**WRITTEN TASK**
In the material below, find all lines with the string "this" and copy them.

**SUPPLIED RECORDS**
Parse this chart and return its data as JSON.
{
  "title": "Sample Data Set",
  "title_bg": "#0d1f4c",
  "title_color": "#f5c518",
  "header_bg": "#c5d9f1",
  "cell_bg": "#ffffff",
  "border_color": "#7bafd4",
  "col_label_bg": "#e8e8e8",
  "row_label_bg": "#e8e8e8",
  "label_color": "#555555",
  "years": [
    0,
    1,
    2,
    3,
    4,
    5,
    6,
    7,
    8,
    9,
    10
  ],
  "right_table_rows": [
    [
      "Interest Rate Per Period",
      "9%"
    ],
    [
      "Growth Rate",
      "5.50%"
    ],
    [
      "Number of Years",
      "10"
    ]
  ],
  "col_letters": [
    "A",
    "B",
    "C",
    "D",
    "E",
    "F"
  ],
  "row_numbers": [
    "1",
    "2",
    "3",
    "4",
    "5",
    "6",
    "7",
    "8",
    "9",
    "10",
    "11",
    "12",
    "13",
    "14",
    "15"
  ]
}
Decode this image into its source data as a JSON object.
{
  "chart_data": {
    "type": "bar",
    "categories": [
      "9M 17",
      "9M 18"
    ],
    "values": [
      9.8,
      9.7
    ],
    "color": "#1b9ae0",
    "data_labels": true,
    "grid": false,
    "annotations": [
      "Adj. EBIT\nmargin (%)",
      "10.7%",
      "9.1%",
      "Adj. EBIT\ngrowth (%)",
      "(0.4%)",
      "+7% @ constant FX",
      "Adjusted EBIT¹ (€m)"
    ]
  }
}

**EXERCISE OUTPUT**
Parse this chart and return its data as JSON.
Decode this image into its source data as a JSON object.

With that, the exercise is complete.